» **Task to carry out**
In the following material, identify every line holding the string "reddito" and return it.

(Records that describe figures)
=====

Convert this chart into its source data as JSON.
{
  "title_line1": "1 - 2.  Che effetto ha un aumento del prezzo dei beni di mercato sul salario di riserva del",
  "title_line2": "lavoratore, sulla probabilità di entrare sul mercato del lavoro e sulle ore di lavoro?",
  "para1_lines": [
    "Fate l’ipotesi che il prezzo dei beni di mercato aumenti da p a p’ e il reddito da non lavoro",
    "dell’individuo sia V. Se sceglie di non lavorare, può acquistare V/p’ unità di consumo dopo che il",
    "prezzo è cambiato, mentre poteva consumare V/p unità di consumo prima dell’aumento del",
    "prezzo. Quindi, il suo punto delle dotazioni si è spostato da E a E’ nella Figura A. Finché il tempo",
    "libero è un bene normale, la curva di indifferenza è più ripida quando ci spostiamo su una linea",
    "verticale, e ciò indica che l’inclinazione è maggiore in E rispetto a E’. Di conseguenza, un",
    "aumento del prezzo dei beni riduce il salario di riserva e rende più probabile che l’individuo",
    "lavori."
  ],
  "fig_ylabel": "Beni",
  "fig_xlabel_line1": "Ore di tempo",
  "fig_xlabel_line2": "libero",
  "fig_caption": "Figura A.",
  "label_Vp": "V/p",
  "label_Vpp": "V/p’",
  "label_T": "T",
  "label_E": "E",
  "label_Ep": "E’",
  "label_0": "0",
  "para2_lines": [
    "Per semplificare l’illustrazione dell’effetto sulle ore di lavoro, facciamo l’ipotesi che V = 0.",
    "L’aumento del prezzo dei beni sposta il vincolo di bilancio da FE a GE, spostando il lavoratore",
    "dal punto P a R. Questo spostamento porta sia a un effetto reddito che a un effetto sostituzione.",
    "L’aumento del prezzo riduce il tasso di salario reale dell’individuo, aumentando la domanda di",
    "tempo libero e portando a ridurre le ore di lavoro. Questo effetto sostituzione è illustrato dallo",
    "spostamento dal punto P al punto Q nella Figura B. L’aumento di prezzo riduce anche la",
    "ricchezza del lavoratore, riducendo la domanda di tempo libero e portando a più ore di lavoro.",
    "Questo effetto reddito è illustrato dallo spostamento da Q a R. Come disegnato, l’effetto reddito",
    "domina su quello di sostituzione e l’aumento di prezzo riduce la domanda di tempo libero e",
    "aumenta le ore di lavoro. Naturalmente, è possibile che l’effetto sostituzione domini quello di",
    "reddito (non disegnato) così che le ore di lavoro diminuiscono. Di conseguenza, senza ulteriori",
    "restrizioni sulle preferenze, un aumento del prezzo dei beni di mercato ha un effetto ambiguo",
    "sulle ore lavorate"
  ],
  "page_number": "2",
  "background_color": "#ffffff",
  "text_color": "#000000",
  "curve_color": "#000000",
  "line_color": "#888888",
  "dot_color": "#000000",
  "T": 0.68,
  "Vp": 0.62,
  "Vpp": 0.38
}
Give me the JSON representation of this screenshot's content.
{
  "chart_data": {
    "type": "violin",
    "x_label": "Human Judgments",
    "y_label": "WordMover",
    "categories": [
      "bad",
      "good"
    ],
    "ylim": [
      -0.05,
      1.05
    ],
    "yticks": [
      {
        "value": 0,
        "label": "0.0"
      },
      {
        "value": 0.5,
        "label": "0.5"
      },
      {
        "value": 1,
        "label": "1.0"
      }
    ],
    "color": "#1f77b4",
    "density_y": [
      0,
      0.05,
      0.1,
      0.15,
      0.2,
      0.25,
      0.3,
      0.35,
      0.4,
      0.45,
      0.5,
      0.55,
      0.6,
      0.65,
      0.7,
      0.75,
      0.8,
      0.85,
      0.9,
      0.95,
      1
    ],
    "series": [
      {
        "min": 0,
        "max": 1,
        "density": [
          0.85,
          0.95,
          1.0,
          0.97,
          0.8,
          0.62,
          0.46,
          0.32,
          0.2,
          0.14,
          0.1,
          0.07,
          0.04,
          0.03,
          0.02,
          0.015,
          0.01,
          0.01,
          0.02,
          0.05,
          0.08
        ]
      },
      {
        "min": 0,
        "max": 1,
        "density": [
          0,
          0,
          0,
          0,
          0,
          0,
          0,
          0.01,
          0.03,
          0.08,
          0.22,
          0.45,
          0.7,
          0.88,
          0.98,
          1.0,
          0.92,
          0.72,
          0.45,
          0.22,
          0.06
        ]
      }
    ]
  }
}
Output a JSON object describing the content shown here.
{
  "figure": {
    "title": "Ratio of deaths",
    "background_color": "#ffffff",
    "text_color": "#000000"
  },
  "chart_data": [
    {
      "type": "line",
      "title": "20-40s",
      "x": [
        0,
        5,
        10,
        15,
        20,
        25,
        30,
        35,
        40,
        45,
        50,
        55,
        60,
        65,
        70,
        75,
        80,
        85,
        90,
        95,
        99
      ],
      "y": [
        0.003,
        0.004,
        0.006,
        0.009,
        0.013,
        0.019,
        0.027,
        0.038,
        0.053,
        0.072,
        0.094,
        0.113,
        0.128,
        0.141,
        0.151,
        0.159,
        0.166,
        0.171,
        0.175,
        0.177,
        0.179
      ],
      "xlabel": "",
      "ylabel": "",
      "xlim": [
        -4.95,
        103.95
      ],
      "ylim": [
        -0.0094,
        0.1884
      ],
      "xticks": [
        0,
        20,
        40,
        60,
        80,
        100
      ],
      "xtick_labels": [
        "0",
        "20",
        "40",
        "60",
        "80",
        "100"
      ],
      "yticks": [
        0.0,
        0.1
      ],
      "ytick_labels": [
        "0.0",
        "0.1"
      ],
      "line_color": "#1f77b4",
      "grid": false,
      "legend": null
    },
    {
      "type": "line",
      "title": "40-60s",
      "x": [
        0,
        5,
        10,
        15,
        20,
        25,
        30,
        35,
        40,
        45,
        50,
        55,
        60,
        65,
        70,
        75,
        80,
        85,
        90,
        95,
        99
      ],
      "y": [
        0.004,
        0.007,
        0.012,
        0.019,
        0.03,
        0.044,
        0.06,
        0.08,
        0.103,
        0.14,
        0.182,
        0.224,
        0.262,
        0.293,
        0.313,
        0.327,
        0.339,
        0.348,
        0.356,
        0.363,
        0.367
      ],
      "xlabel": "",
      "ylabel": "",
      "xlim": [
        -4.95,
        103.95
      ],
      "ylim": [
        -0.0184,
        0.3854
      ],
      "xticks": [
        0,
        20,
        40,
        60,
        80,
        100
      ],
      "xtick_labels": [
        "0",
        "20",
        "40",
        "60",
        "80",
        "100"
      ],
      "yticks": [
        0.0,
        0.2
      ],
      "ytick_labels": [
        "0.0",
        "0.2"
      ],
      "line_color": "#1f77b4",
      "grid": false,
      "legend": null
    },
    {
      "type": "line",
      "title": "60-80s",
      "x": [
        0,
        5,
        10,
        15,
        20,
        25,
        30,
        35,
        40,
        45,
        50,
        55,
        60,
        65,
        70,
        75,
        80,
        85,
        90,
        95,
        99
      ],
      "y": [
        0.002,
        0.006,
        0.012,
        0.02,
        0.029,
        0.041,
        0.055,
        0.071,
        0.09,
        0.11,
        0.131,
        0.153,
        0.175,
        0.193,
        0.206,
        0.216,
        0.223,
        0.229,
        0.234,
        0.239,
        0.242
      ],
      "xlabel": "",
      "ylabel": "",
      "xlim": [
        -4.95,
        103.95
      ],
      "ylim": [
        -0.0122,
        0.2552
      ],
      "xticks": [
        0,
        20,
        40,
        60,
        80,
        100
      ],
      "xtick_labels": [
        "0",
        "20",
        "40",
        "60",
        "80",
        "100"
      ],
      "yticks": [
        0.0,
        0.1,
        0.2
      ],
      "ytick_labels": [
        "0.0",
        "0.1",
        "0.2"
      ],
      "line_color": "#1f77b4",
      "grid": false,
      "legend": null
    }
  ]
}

=====

» **Reply**
    "Fate l’ipotesi che il prezzo dei beni di mercato aumenti da p a p’ e il reddito da non lavoro",
    "dal punto P a R. Questo spostamento porta sia a un effetto reddito che a un effetto sostituzione.",
    "Questo effetto reddito è illustrato dallo spostamento da Q a R. Come disegnato, l’effetto reddito",
    "reddito (non disegnato) così che le ore di lavoro diminuiscono. Di conseguenza, senza ulteriori",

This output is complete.